-- WRITTEN INSTRUCTION --
Every line below that includes "stored" counts toward the total. Report that total alone.

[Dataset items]
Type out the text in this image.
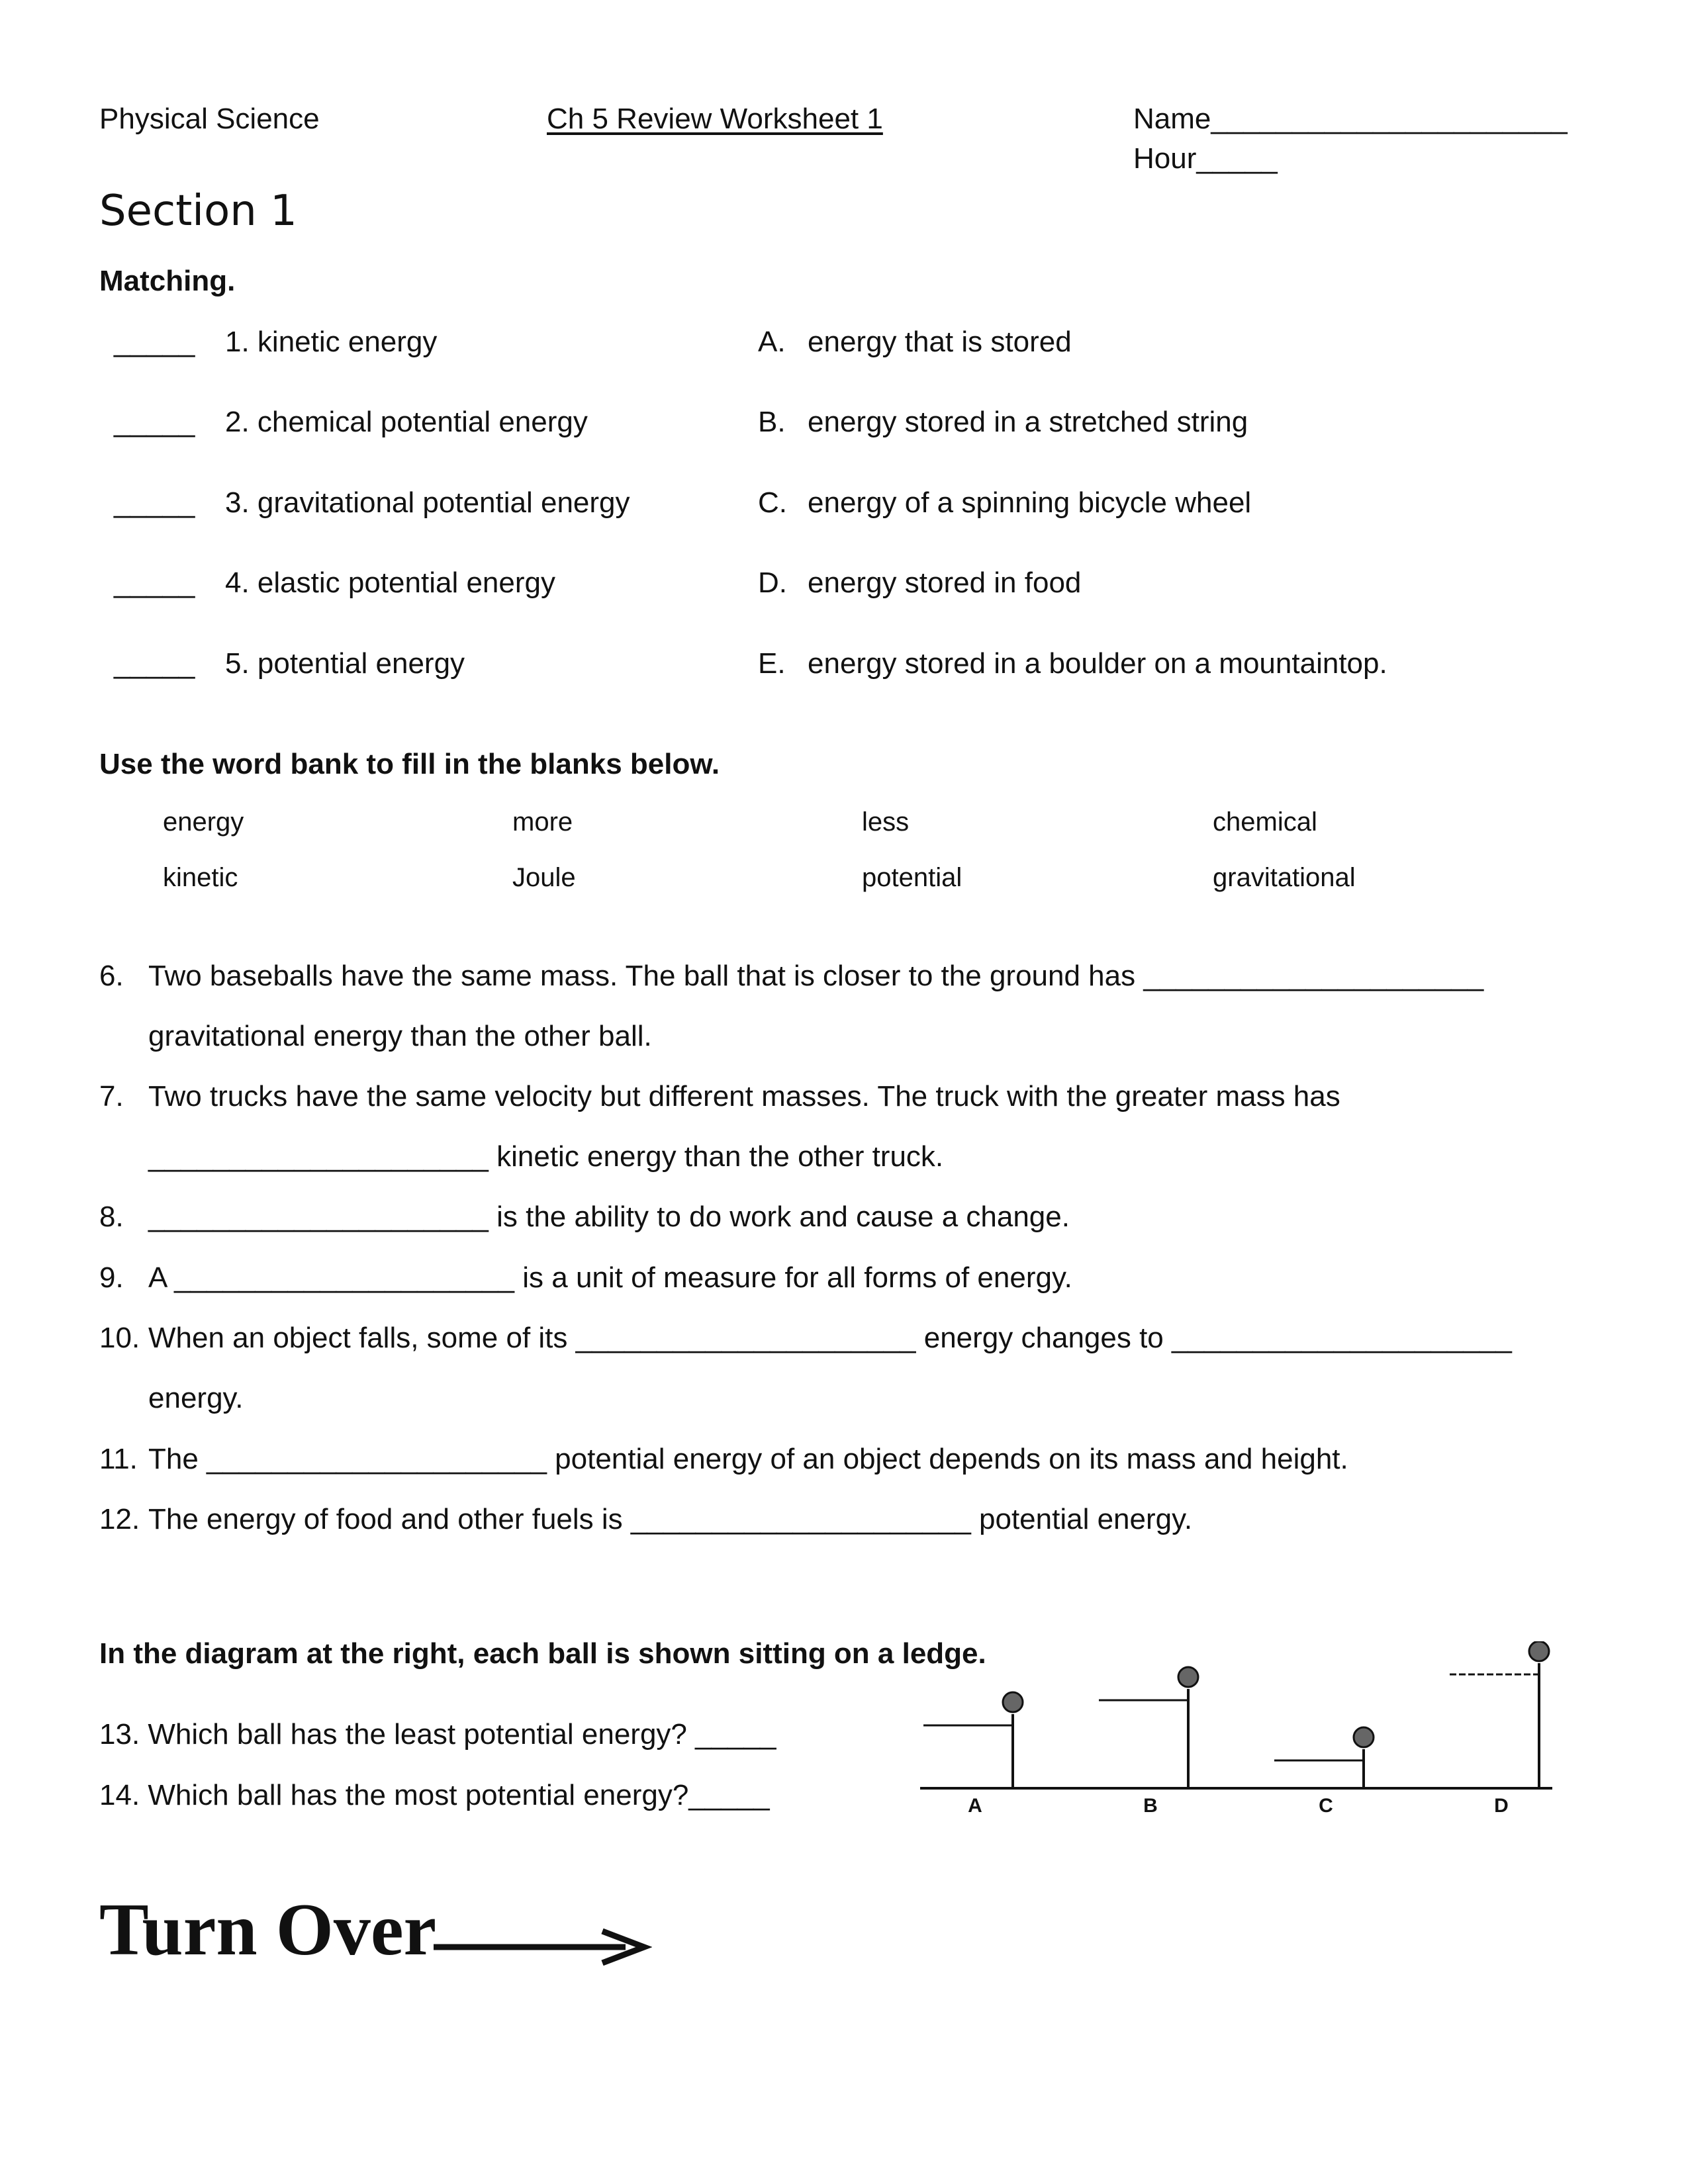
Physical Science	Ch 5 Review Worksheet 1	Name______________________
Hour_____
Section 1
Matching.
_____ 1. kinetic energy	A. energy that is stored
_____ 2. chemical potential energy	B. energy stored in a stretched string
_____ 3. gravitational potential energy	C. energy of a spinning bicycle wheel
_____ 4. elastic potential energy	D. energy stored in food
_____ 5. potential energy	E. energy stored in a boulder on a mountaintop.
Use the word bank to fill in the blanks below.
energy	more	less	chemical
kinetic	Joule	potential	gravitational
6. Two baseballs have the same mass. The ball that is closer to the ground has _____________________
gravitational energy than the other ball.
7. Two trucks have the same velocity but different masses. The truck with the greater mass has
_____________________ kinetic energy than the other truck.
8. _____________________ is the ability to do work and cause a change.
9. A _____________________ is a unit of measure for all forms of energy.
10. When an object falls, some of its _____________________ energy changes to _____________________
energy.
11. The _____________________ potential energy of an object depends on its mass and height.
12. The energy of food and other fuels is _____________________ potential energy.
In the diagram at the right, each ball is shown sitting on a ledge.
13. Which ball has the least potential energy? _____
14. Which ball has the most potential energy?_____	A	B	C	D
Turn Over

-- RESPONSE TO THIS EXERCISE --
4